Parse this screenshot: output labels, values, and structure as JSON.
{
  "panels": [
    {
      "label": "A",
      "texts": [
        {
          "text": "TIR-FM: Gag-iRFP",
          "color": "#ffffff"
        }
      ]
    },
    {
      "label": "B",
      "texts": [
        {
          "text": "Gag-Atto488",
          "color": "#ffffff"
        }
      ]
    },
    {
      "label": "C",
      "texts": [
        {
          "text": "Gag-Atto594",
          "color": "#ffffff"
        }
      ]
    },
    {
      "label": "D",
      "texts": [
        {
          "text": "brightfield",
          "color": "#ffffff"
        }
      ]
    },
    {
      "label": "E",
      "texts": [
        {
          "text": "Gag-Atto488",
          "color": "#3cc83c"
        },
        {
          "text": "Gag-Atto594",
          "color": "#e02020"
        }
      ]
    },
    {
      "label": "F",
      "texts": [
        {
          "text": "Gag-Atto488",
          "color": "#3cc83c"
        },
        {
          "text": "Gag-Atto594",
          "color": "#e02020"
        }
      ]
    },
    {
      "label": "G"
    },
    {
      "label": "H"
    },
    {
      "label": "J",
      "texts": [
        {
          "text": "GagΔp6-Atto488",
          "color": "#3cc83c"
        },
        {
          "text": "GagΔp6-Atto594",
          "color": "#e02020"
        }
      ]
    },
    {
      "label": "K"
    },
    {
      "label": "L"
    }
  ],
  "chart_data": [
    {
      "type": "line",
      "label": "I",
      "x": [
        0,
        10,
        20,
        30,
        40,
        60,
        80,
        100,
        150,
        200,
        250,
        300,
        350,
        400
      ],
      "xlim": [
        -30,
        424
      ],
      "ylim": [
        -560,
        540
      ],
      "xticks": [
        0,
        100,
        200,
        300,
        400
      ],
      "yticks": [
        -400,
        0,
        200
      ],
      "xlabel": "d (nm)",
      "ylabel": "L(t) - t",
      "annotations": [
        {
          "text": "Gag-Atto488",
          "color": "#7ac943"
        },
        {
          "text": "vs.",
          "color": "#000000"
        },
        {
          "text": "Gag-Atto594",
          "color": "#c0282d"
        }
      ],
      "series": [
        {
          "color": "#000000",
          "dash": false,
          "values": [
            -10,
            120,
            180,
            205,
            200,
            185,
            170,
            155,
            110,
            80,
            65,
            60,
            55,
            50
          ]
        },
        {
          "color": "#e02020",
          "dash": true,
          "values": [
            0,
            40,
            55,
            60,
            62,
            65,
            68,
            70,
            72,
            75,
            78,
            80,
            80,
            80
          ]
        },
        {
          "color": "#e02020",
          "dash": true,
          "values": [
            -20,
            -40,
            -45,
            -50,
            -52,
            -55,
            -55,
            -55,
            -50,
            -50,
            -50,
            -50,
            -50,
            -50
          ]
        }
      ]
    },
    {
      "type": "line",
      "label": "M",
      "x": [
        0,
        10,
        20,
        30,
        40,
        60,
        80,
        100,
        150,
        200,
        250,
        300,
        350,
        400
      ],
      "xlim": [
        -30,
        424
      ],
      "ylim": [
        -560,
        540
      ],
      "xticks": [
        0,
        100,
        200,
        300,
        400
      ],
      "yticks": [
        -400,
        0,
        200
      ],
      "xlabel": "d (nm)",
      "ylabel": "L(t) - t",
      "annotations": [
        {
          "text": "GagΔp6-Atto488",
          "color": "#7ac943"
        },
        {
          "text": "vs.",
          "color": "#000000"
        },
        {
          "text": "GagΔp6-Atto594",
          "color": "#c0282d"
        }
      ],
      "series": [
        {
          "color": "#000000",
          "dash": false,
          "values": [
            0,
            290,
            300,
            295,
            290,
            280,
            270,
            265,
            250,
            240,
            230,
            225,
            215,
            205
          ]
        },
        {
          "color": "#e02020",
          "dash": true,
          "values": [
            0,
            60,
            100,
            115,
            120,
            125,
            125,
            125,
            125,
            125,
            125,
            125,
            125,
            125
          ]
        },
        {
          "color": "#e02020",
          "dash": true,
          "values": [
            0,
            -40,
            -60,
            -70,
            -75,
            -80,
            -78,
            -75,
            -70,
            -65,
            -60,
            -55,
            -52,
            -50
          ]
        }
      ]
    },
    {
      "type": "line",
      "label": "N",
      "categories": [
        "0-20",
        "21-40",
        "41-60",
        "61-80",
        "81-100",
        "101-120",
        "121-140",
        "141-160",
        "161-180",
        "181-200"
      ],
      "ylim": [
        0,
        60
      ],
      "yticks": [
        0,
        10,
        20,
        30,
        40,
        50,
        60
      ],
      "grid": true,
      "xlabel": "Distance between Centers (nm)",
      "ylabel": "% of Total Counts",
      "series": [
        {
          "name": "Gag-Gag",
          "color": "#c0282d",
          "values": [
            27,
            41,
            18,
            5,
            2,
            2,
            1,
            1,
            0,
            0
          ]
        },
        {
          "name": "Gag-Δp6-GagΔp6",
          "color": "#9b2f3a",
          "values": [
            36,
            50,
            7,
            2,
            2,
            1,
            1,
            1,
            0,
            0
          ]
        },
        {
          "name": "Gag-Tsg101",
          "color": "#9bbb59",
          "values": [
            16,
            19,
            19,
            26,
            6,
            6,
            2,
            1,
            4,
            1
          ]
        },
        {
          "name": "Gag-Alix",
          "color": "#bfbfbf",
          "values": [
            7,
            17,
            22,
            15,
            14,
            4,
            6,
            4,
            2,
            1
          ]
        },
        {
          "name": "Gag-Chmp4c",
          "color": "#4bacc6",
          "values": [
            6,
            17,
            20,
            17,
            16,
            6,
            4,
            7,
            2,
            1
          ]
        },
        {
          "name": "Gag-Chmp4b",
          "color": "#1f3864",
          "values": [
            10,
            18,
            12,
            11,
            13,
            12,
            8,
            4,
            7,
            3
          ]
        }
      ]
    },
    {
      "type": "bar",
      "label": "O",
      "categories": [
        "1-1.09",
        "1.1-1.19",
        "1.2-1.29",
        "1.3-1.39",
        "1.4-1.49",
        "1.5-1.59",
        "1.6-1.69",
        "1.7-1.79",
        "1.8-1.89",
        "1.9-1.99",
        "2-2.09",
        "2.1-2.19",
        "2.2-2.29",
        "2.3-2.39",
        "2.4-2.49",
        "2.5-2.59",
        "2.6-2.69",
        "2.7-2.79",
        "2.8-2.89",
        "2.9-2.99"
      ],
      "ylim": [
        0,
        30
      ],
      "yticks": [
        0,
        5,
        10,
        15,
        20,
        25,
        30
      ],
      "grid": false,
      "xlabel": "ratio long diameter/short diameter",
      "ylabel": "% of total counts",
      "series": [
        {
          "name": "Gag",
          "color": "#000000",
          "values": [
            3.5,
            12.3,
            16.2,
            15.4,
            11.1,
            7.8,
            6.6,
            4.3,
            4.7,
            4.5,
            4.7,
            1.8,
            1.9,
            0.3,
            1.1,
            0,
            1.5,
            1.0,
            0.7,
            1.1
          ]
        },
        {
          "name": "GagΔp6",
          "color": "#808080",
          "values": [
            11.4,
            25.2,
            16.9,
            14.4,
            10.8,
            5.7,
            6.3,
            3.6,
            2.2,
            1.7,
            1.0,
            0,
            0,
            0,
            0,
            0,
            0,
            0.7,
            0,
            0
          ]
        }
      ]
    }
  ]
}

* * * * * * * * *

**Work to do:** Return every record above exactly as it appears.

**Output below:**
Parse this screenshot: output labels, values, and structure as JSON.
{
  "panels": [
    {
      "label": "A",
      "texts": [
        {
          "text": "TIR-FM: Gag-iRFP",
          "color": "#ffffff"
        }
      ]
    },
    {
      "label": "B",
      "texts": [
        {
          "text": "Gag-Atto488",
          "color": "#ffffff"
        }
      ]
    },
    {
      "label": "C",
      "texts": [
        {
          "text": "Gag-Atto594",
          "color": "#ffffff"
        }
      ]
    },
    {
      "label": "D",
      "texts": [
        {
          "text": "brightfield",
          "color": "#ffffff"
        }
      ]
    },
    {
      "label": "E",
      "texts": [
        {
          "text": "Gag-Atto488",
          "color": "#3cc83c"
        },
        {
          "text": "Gag-Atto594",
          "color": "#e02020"
        }
      ]
    },
    {
      "label": "F",
      "texts": [
        {
          "text": "Gag-Atto488",
          "color": "#3cc83c"
        },
        {
          "text": "Gag-Atto594",
          "color": "#e02020"
        }
      ]
    },
    {
      "label": "G"
    },
    {
      "label": "H"
    },
    {
      "label": "J",
      "texts": [
        {
          "text": "GagΔp6-Atto488",
          "color": "#3cc83c"
        },
        {
          "text": "GagΔp6-Atto594",
          "color": "#e02020"
        }
      ]
    },
    {
      "label": "K"
    },
    {
      "label": "L"
    }
  ],
  "chart_data": [
    {
      "type": "line",
      "label": "I",
      "x": [
        0,
        10,
        20,
        30,
        40,
        60,
        80,
        100,
        150,
        200,
        250,
        300,
        350,
        400
      ],
      "xlim": [
        -30,
        424
      ],
      "ylim": [
        -560,
        540
      ],
      "xticks": [
        0,
        100,
        200,
        300,
        400
      ],
      "yticks": [
        -400,
        0,
        200
      ],
      "xlabel": "d (nm)",
      "ylabel": "L(t) - t",
      "annotations": [
        {
          "text": "Gag-Atto488",
          "color": "#7ac943"
        },
        {
          "text": "vs.",
          "color": "#000000"
        },
        {
          "text": "Gag-Atto594",
          "color": "#c0282d"
        }
      ],
      "series": [
        {
          "color": "#000000",
          "dash": false,
          "values": [
            -10,
            120,
            180,
            205,
            200,
            185,
            170,
            155,
            110,
            80,
            65,
            60,
            55,
            50
          ]
        },
        {
          "color": "#e02020",
          "dash": true,
          "values": [
            0,
            40,
            55,
            60,
            62,
            65,
            68,
            70,
            72,
            75,
            78,
            80,
            80,
            80
          ]
        },
        {
          "color": "#e02020",
          "dash": true,
          "values": [
            -20,
            -40,
            -45,
            -50,
            -52,
            -55,
            -55,
            -55,
            -50,
            -50,
            -50,
            -50,
            -50,
            -50
          ]
        }
      ]
    },
    {
      "type": "line",
      "label": "M",
      "x": [
        0,
        10,
        20,
        30,
        40,
        60,
        80,
        100,
        150,
        200,
        250,
        300,
        350,
        400
      ],
      "xlim": [
        -30,
        424
      ],
      "ylim": [
        -560,
        540
      ],
      "xticks": [
        0,
        100,
        200,
        300,
        400
      ],
      "yticks": [
        -400,
        0,
        200
      ],
      "xlabel": "d (nm)",
      "ylabel": "L(t) - t",
      "annotations": [
        {
          "text": "GagΔp6-Atto488",
          "color": "#7ac943"
        },
        {
          "text": "vs.",
          "color": "#000000"
        },
        {
          "text": "GagΔp6-Atto594",
          "color": "#c0282d"
        }
      ],
      "series": [
        {
          "color": "#000000",
          "dash": false,
          "values": [
            0,
            290,
            300,
            295,
            290,
            280,
            270,
            265,
            250,
            240,
            230,
            225,
            215,
            205
          ]
        },
        {
          "color": "#e02020",
          "dash": true,
          "values": [
            0,
            60,
            100,
            115,
            120,
            125,
            125,
            125,
            125,
            125,
            125,
            125,
            125,
            125
          ]
        },
        {
          "color": "#e02020",
          "dash": true,
          "values": [
            0,
            -40,
            -60,
            -70,
            -75,
            -80,
            -78,
            -75,
            -70,
            -65,
            -60,
            -55,
            -52,
            -50
          ]
        }
      ]
    },
    {
      "type": "line",
      "label": "N",
      "categories": [
        "0-20",
        "21-40",
        "41-60",
        "61-80",
        "81-100",
        "101-120",
        "121-140",
        "141-160",
        "161-180",
        "181-200"
      ],
      "ylim": [
        0,
        60
      ],
      "yticks": [
        0,
        10,
        20,
        30,
        40,
        50,
        60
      ],
      "grid": true,
      "xlabel": "Distance between Centers (nm)",
      "ylabel": "% of Total Counts",
      "series": [
        {
          "name": "Gag-Gag",
          "color": "#c0282d",
          "values": [
            27,
            41,
            18,
            5,
            2,
            2,
            1,
            1,
            0,
            0
          ]
        },
        {
          "name": "Gag-Δp6-GagΔp6",
          "color": "#9b2f3a",
          "values": [
            36,
            50,
            7,
            2,
            2,
            1,
            1,
            1,
            0,
            0
          ]
        },
        {
          "name": "Gag-Tsg101",
          "color": "#9bbb59",
          "values": [
            16,
            19,
            19,
            26,
            6,
            6,
            2,
            1,
            4,
            1
          ]
        },
        {
          "name": "Gag-Alix",
          "color": "#bfbfbf",
          "values": [
            7,
            17,
            22,
            15,
            14,
            4,
            6,
            4,
            2,
            1
          ]
        },
        {
          "name": "Gag-Chmp4c",
          "color": "#4bacc6",
          "values": [
            6,
            17,
            20,
            17,
            16,
            6,
            4,
            7,
            2,
            1
          ]
        },
        {
          "name": "Gag-Chmp4b",
          "color": "#1f3864",
          "values": [
            10,
            18,
            12,
            11,
            13,
            12,
            8,
            4,
            7,
            3
          ]
        }
      ]
    },
    {
      "type": "bar",
      "label": "O",
      "categories": [
        "1-1.09",
        "1.1-1.19",
        "1.2-1.29",
        "1.3-1.39",
        "1.4-1.49",
        "1.5-1.59",
        "1.6-1.69",
        "1.7-1.79",
        "1.8-1.89",
        "1.9-1.99",
        "2-2.09",
        "2.1-2.19",
        "2.2-2.29",
        "2.3-2.39",
        "2.4-2.49",
        "2.5-2.59",
        "2.6-2.69",
        "2.7-2.79",
        "2.8-2.89",
        "2.9-2.99"
      ],
      "ylim": [
        0,
        30
      ],
      "yticks": [
        0,
        5,
        10,
        15,
        20,
        25,
        30
      ],
      "grid": false,
      "xlabel": "ratio long diameter/short diameter",
      "ylabel": "% of total counts",
      "series": [
        {
          "name": "Gag",
          "color": "#000000",
          "values": [
            3.5,
            12.3,
            16.2,
            15.4,
            11.1,
            7.8,
            6.6,
            4.3,
            4.7,
            4.5,
            4.7,
            1.8,
            1.9,
            0.3,
            1.1,
            0,
            1.5,
            1.0,
            0.7,
            1.1
          ]
        },
        {
          "name": "GagΔp6",
          "color": "#808080",
          "values": [
            11.4,
            25.2,
            16.9,
            14.4,
            10.8,
            5.7,
            6.3,
            3.6,
            2.2,
            1.7,
            1.0,
            0,
            0,
            0,
            0,
            0,
            0,
            0.7,
            0,
            0
          ]
        }
      ]
    }
  ]
}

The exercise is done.